### Instructions to follow
Copy out the listing that follows, exactly, without its pictures.

### Given records
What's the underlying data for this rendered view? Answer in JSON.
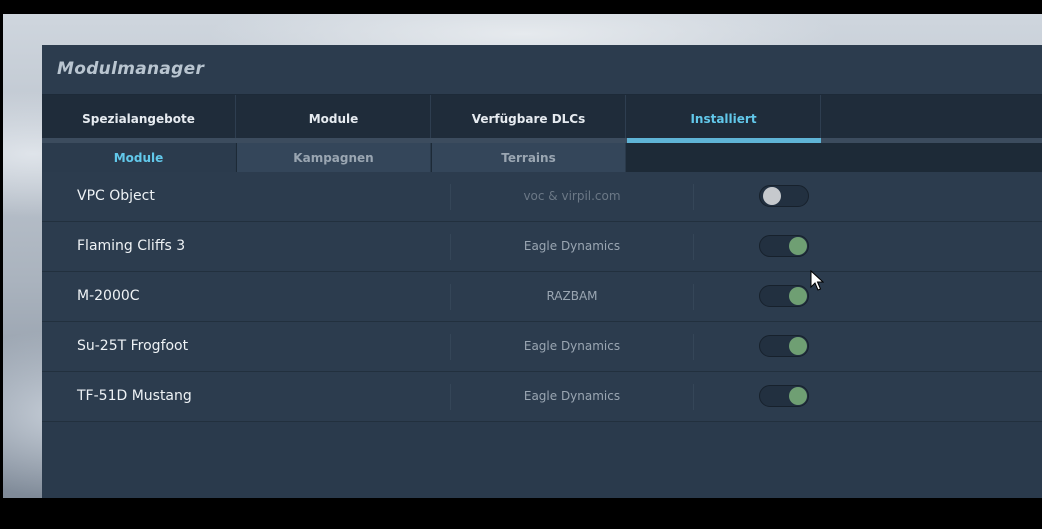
{
  "window": {
    "title": "Modulmanager"
  },
  "tabs": [
    {
      "label": "Spezialangebote",
      "active": false
    },
    {
      "label": "Module",
      "active": false
    },
    {
      "label": "Verfügbare DLCs",
      "active": false
    },
    {
      "label": "Installiert",
      "active": true
    }
  ],
  "subtabs": [
    {
      "label": "Module",
      "active": true
    },
    {
      "label": "Kampagnen",
      "active": false
    },
    {
      "label": "Terrains",
      "active": false
    }
  ],
  "modules": [
    {
      "name": "VPC Object",
      "vendor": "voc & virpil.com",
      "enabled": false
    },
    {
      "name": "Flaming Cliffs 3",
      "vendor": "Eagle Dynamics",
      "enabled": true
    },
    {
      "name": "M-2000C",
      "vendor": "RAZBAM",
      "enabled": true
    },
    {
      "name": "Su-25T Frogfoot",
      "vendor": "Eagle Dynamics",
      "enabled": true
    },
    {
      "name": "TF-51D Mustang",
      "vendor": "Eagle Dynamics",
      "enabled": true
    }
  ],
  "colors": {
    "accent": "#62c8ea",
    "toggle_on": "#6f9f73",
    "panel": "#2c3c4e"
  }
}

### Written reply
What's the underlying data for this rendered view? Answer in JSON.
{
  "window": {
    "title": "Modulmanager"
  },
  "tabs": [
    {
      "label": "Spezialangebote",
      "active": false
    },
    {
      "label": "Module",
      "active": false
    },
    {
      "label": "Verfügbare DLCs",
      "active": false
    },
    {
      "label": "Installiert",
      "active": true
    }
  ],
  "subtabs": [
    {
      "label": "Module",
      "active": true
    },
    {
      "label": "Kampagnen",
      "active": false
    },
    {
      "label": "Terrains",
      "active": false
    }
  ],
  "modules": [
    {
      "name": "VPC Object",
      "vendor": "voc & virpil.com",
      "enabled": false
    },
    {
      "name": "Flaming Cliffs 3",
      "vendor": "Eagle Dynamics",
      "enabled": true
    },
    {
      "name": "M-2000C",
      "vendor": "RAZBAM",
      "enabled": true
    },
    {
      "name": "Su-25T Frogfoot",
      "vendor": "Eagle Dynamics",
      "enabled": true
    },
    {
      "name": "TF-51D Mustang",
      "vendor": "Eagle Dynamics",
      "enabled": true
    }
  ],
  "colors": {
    "accent": "#62c8ea",
    "toggle_on": "#6f9f73",
    "panel": "#2c3c4e"
  }
}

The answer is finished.